Element box annotations
▼

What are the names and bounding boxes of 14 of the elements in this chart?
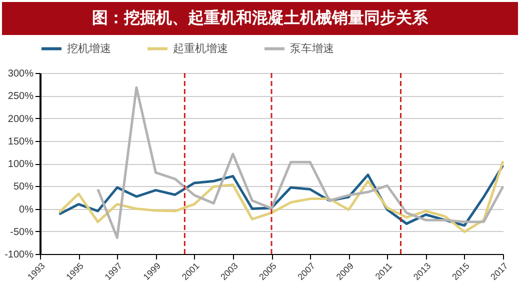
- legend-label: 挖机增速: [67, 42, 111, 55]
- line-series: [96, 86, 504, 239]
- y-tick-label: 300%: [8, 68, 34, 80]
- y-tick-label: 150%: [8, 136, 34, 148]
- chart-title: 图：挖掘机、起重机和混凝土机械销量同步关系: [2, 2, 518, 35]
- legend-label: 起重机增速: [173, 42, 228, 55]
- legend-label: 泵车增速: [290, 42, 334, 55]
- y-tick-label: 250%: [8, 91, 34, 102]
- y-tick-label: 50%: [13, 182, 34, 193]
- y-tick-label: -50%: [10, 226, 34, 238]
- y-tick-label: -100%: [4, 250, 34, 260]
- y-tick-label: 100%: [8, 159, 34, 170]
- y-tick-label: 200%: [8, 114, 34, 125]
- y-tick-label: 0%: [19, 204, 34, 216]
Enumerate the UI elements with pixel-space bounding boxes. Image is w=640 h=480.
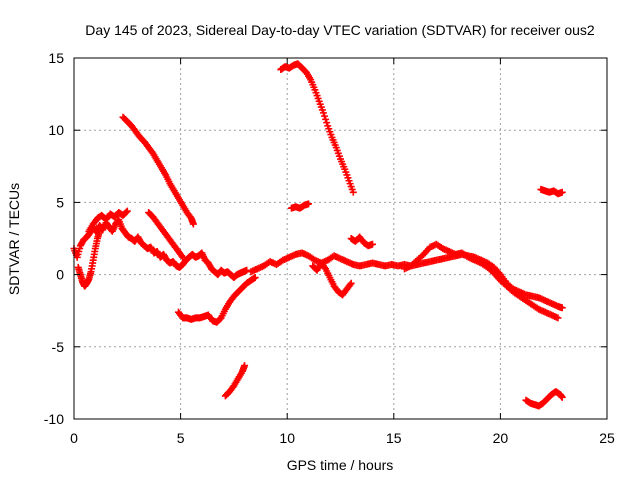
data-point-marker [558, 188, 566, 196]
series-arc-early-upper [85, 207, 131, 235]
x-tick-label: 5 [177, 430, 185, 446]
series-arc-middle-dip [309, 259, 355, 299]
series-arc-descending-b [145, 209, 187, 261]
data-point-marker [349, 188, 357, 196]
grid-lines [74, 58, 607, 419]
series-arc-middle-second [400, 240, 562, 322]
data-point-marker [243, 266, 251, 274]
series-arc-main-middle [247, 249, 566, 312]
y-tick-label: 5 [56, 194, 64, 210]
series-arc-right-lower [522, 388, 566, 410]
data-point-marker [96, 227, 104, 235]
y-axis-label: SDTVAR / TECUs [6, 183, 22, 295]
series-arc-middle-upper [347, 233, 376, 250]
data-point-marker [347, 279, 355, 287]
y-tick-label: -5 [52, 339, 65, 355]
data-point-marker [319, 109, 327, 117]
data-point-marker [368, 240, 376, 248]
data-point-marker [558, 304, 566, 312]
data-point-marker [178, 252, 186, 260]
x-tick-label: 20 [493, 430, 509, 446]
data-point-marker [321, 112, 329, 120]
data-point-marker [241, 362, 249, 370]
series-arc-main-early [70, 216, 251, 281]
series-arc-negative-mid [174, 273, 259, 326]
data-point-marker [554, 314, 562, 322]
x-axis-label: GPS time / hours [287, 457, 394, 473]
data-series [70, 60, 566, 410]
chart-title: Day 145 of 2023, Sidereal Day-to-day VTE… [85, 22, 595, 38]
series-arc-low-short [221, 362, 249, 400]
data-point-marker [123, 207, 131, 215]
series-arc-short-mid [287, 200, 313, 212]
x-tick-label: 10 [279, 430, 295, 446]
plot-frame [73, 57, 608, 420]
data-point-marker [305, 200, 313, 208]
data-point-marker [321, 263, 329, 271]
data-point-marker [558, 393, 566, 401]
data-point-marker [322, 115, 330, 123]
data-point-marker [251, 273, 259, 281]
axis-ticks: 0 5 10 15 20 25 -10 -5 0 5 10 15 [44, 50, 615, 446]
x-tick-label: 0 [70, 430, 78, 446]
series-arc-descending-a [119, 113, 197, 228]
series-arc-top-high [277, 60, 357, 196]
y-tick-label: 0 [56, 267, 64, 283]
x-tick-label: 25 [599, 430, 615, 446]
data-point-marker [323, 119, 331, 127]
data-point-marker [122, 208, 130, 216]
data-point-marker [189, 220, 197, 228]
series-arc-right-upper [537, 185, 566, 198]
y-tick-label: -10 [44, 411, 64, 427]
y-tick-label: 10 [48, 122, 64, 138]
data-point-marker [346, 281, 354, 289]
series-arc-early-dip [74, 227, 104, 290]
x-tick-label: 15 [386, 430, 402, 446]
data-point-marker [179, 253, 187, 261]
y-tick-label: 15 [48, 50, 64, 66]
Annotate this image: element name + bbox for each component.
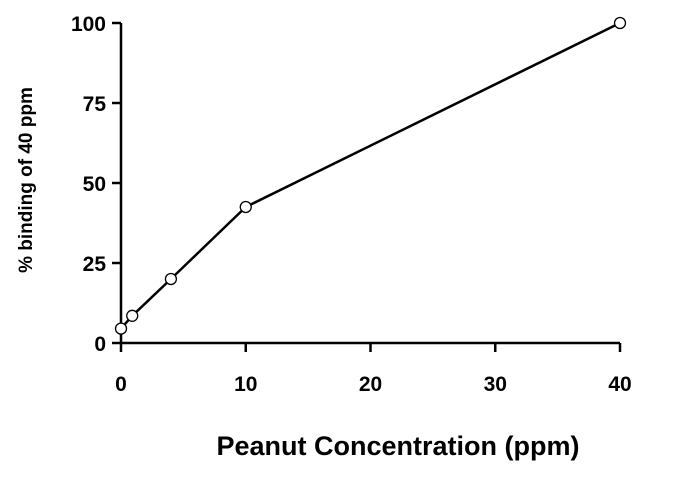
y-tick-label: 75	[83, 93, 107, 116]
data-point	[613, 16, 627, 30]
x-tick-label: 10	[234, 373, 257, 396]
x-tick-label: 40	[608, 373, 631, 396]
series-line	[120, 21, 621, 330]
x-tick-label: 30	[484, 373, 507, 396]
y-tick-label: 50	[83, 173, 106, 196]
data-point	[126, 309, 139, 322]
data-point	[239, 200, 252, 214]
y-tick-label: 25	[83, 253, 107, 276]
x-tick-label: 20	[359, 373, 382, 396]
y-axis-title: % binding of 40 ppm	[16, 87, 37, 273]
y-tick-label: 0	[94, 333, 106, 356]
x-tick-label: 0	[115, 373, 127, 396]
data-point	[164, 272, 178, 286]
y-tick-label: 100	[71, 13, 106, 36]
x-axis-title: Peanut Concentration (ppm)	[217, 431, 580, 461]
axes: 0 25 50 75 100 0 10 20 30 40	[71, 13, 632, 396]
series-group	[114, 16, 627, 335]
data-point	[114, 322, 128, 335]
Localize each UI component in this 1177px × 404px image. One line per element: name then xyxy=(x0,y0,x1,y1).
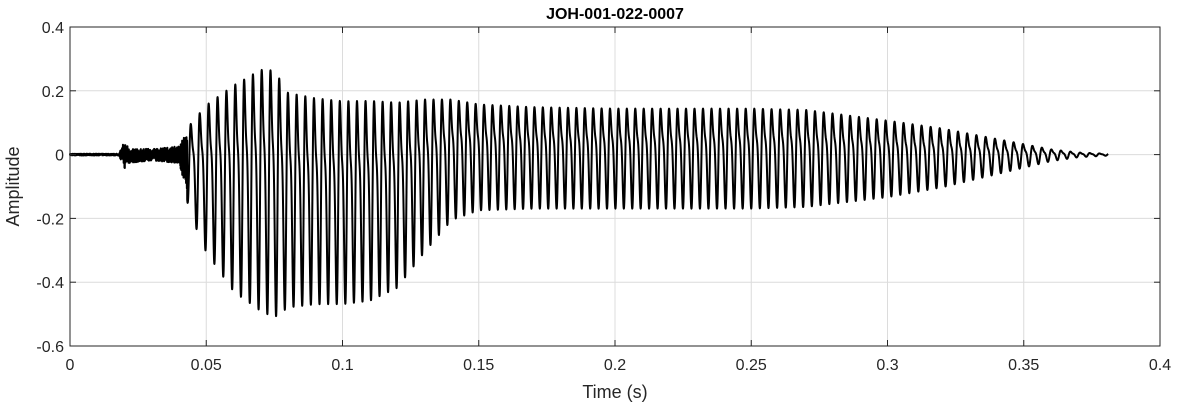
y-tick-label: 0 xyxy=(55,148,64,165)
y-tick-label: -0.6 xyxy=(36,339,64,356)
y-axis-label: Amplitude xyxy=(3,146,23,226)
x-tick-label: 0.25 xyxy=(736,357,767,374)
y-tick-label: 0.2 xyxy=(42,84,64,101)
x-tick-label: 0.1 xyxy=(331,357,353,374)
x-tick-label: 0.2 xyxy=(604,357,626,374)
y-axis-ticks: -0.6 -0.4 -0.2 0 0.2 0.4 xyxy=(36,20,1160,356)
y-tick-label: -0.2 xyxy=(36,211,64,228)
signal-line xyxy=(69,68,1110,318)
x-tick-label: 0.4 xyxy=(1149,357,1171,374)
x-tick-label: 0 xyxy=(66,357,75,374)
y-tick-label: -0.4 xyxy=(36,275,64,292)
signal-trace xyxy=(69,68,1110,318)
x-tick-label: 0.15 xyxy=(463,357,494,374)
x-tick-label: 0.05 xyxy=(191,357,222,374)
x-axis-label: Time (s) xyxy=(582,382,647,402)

▲

* [Stated problem]: Reproduce every line of the records above word for word, leaving out the pictures.

* [Worked answer]:
What are the names and bounding boxes of 14 of the elements in this chart?
- legend-label: 挖机增速: [67, 42, 111, 55]
- line-series: [96, 86, 504, 239]
- y-tick-label: 300%: [8, 68, 34, 80]
- y-tick-label: 150%: [8, 136, 34, 148]
- chart-title: 图：挖掘机、起重机和混凝土机械销量同步关系: [2, 2, 518, 35]
- legend-label: 起重机增速: [173, 42, 228, 55]
- legend-label: 泵车增速: [290, 42, 334, 55]
- y-tick-label: 250%: [8, 91, 34, 102]
- y-tick-label: 50%: [13, 182, 34, 193]
- y-tick-label: -50%: [10, 226, 34, 238]
- y-tick-label: -100%: [4, 250, 34, 260]
- y-tick-label: 100%: [8, 159, 34, 170]
- y-tick-label: 200%: [8, 114, 34, 125]
- y-tick-label: 0%: [19, 204, 34, 216]
Enumerate the UI elements with pixel-space bounding boxes. Image is w=640 h=480.
data-point-marker [558, 188, 566, 196]
series-arc-early-upper [85, 207, 131, 235]
x-tick-label: 5 [177, 430, 185, 446]
series-arc-middle-dip [309, 259, 355, 299]
series-arc-descending-b [145, 209, 187, 261]
data-point-marker [349, 188, 357, 196]
grid-lines [74, 58, 607, 419]
series-arc-middle-second [400, 240, 562, 322]
data-point-marker [243, 266, 251, 274]
series-arc-main-middle [247, 249, 566, 312]
y-tick-label: 5 [56, 194, 64, 210]
series-arc-right-lower [522, 388, 566, 410]
data-point-marker [96, 227, 104, 235]
y-axis-label: SDTVAR / TECUs [6, 183, 22, 295]
series-arc-middle-upper [347, 233, 376, 250]
data-point-marker [347, 279, 355, 287]
y-tick-label: -5 [52, 339, 65, 355]
data-point-marker [319, 109, 327, 117]
data-point-marker [368, 240, 376, 248]
data-point-marker [558, 304, 566, 312]
data-point-marker [178, 252, 186, 260]
x-tick-label: 20 [493, 430, 509, 446]
data-point-marker [321, 112, 329, 120]
data-point-marker [241, 362, 249, 370]
series-arc-main-early [70, 216, 251, 281]
series-arc-negative-mid [174, 273, 259, 326]
data-point-marker [554, 314, 562, 322]
x-axis-label: GPS time / hours [287, 457, 394, 473]
data-series [70, 60, 566, 410]
chart-title: Day 145 of 2023, Sidereal Day-to-day VTE… [85, 22, 595, 38]
series-arc-low-short [221, 362, 249, 400]
data-point-marker [123, 207, 131, 215]
series-arc-short-mid [287, 200, 313, 212]
x-tick-label: 10 [279, 430, 295, 446]
plot-frame [73, 57, 608, 420]
data-point-marker [305, 200, 313, 208]
data-point-marker [321, 263, 329, 271]
data-point-marker [558, 393, 566, 401]
data-point-marker [322, 115, 330, 123]
data-point-marker [251, 273, 259, 281]
axis-ticks: 0 5 10 15 20 25 -10 -5 0 5 10 15 [44, 50, 615, 446]
x-tick-label: 0 [70, 430, 78, 446]
series-arc-descending-a [119, 113, 197, 228]
series-arc-top-high [277, 60, 357, 196]
y-tick-label: 0 [56, 267, 64, 283]
x-tick-label: 25 [599, 430, 615, 446]
data-point-marker [323, 119, 331, 127]
data-point-marker [122, 208, 130, 216]
data-point-marker [189, 220, 197, 228]
series-arc-right-upper [537, 185, 566, 198]
y-tick-label: -10 [44, 411, 64, 427]
y-tick-label: 10 [48, 122, 64, 138]
data-point-marker [346, 281, 354, 289]
series-arc-early-dip [74, 227, 104, 290]
x-tick-label: 15 [386, 430, 402, 446]
data-point-marker [179, 253, 187, 261]
y-tick-label: 15 [48, 50, 64, 66]
Annotate this image: element name + bbox for each component.
y-tick-label: 75	[83, 93, 107, 116]
data-point	[613, 16, 627, 30]
x-tick-label: 10	[234, 373, 257, 396]
x-tick-label: 40	[608, 373, 631, 396]
series-line	[120, 21, 621, 330]
x-tick-label: 30	[484, 373, 507, 396]
y-tick-label: 50	[83, 173, 106, 196]
data-point	[126, 309, 139, 322]
data-point	[239, 200, 252, 214]
y-tick-label: 25	[83, 253, 107, 276]
x-tick-label: 20	[359, 373, 382, 396]
y-axis-title: % binding of 40 ppm	[16, 87, 37, 273]
y-tick-label: 0	[94, 333, 106, 356]
x-tick-label: 0	[115, 373, 127, 396]
data-point	[164, 272, 178, 286]
y-tick-label: 100	[71, 13, 106, 36]
x-axis-title: Peanut Concentration (ppm)	[217, 431, 580, 461]
axes: 0 25 50 75 100 0 10 20 30 40	[71, 13, 632, 396]
series-group	[114, 16, 627, 335]
data-point	[114, 322, 128, 335]
Localize each UI component in this 1177px × 404px image. One line per element: name then xyxy=(x0,y0,x1,y1).
y-tick-label: 0 xyxy=(55,148,64,165)
y-tick-label: -0.6 xyxy=(36,339,64,356)
y-axis-label: Amplitude xyxy=(3,146,23,226)
x-tick-label: 0.25 xyxy=(736,357,767,374)
y-tick-label: 0.2 xyxy=(42,84,64,101)
x-tick-label: 0.1 xyxy=(331,357,353,374)
x-tick-label: 0.2 xyxy=(604,357,626,374)
y-axis-ticks: -0.6 -0.4 -0.2 0 0.2 0.4 xyxy=(36,20,1160,356)
y-tick-label: -0.2 xyxy=(36,211,64,228)
signal-line xyxy=(69,68,1110,318)
x-tick-label: 0.4 xyxy=(1149,357,1171,374)
x-tick-label: 0 xyxy=(66,357,75,374)
y-tick-label: -0.4 xyxy=(36,275,64,292)
signal-trace xyxy=(69,68,1110,318)
x-tick-label: 0.15 xyxy=(463,357,494,374)
x-tick-label: 0.05 xyxy=(191,357,222,374)
x-axis-label: Time (s) xyxy=(582,382,647,402)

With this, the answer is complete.